── Data section

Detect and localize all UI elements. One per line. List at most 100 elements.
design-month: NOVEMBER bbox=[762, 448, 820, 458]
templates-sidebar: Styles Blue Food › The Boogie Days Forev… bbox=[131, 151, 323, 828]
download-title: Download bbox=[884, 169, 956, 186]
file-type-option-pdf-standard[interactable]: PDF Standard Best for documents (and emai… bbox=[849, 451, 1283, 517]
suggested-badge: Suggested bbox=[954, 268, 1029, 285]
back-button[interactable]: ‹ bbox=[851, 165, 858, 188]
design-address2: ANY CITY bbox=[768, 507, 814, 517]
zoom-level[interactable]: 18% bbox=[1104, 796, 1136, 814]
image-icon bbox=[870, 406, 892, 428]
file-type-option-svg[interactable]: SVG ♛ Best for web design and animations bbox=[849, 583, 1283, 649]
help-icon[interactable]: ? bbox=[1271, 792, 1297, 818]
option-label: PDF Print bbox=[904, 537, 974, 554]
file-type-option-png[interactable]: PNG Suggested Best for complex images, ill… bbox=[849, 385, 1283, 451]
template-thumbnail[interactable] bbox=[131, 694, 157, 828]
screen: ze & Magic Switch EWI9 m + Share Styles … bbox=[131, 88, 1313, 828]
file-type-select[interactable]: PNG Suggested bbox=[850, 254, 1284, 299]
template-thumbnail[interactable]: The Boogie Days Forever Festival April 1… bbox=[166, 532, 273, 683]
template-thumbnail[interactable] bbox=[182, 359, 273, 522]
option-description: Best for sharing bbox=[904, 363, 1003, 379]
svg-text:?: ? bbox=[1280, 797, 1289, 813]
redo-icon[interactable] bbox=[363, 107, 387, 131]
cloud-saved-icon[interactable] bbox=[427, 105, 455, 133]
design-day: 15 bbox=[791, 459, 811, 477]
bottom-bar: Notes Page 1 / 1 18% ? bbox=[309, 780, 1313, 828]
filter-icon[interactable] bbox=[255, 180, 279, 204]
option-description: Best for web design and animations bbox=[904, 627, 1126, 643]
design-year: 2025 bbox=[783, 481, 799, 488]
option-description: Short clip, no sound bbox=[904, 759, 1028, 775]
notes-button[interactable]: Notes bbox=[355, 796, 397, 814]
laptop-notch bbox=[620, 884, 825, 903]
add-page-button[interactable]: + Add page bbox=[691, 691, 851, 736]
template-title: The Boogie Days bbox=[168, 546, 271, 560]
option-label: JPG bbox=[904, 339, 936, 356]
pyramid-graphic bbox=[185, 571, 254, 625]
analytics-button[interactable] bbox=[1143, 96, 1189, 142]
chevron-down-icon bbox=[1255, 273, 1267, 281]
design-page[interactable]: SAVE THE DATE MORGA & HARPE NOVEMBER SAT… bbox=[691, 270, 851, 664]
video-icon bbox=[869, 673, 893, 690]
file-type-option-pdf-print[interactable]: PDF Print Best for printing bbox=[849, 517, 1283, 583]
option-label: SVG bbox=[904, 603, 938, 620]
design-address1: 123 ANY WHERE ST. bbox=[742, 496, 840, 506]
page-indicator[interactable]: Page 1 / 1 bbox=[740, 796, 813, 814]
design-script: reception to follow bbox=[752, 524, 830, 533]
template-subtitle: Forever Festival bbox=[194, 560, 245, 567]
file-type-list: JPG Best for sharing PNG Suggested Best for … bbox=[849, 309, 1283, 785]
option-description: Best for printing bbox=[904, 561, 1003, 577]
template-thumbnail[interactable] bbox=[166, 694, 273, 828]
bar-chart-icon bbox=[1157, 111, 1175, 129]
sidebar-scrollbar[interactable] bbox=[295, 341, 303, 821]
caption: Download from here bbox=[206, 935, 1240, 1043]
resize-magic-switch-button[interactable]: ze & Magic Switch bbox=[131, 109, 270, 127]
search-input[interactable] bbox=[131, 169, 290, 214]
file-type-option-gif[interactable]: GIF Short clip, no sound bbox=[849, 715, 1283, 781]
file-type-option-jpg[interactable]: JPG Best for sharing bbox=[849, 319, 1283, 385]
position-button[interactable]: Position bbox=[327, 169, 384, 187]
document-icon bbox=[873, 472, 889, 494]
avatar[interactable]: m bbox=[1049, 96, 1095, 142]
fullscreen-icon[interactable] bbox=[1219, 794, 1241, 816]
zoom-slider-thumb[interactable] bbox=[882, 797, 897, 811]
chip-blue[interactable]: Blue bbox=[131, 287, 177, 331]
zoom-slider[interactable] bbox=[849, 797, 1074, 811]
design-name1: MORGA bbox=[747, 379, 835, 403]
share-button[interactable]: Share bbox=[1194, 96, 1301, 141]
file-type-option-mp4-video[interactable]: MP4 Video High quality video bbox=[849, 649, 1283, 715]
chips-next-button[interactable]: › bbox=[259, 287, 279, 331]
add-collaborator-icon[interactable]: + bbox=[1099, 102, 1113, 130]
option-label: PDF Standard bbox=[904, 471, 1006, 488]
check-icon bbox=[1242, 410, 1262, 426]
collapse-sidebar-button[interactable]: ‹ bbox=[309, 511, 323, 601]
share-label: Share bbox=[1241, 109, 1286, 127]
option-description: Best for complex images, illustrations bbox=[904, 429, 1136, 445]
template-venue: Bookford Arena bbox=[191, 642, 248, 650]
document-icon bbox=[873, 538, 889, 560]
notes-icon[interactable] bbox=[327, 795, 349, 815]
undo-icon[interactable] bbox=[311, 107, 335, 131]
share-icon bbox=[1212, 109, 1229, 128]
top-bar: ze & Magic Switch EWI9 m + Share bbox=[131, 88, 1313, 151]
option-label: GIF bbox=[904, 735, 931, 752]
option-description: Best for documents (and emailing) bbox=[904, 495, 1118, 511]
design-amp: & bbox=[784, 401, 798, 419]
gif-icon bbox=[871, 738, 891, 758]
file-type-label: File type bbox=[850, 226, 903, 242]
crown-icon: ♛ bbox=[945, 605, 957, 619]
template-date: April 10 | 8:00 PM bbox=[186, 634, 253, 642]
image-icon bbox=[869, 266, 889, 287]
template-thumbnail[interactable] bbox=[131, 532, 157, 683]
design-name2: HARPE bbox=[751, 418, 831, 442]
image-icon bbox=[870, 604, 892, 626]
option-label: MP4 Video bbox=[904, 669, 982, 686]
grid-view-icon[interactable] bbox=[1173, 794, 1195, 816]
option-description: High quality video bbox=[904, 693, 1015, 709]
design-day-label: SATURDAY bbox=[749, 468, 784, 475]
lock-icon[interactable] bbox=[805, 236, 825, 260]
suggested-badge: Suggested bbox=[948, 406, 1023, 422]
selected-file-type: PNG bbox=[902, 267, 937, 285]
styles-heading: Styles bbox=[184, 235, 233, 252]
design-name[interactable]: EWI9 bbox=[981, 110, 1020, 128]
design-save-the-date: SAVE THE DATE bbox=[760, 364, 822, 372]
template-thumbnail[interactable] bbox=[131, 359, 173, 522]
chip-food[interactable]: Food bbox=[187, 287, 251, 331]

────

Rewrite the items above, from the first line through the line containing "design-address2: ANY CITY", inclusive, as a JSON list of strings with one string per line and no blank lines.

[
  "Detect and localize all UI elements. One per line. List at most 100 elements.",
  "design-month: NOVEMBER bbox=[762, 448, 820, 458]",
  "templates-sidebar: Styles Blue Food › The Boogie Days Forev… bbox=[131, 151, 323, 828]",
  "download-title: Download bbox=[884, 169, 956, 186]",
  "file-type-option-pdf-standard[interactable]: PDF Standard Best for documents (and emai… bbox=[849, 451, 1283, 517]",
  "suggested-badge: Suggested bbox=[954, 268, 1029, 285]",
  "back-button[interactable]: ‹ bbox=[851, 165, 858, 188]",
  "design-address2: ANY CITY bbox=[768, 507, 814, 517]"
]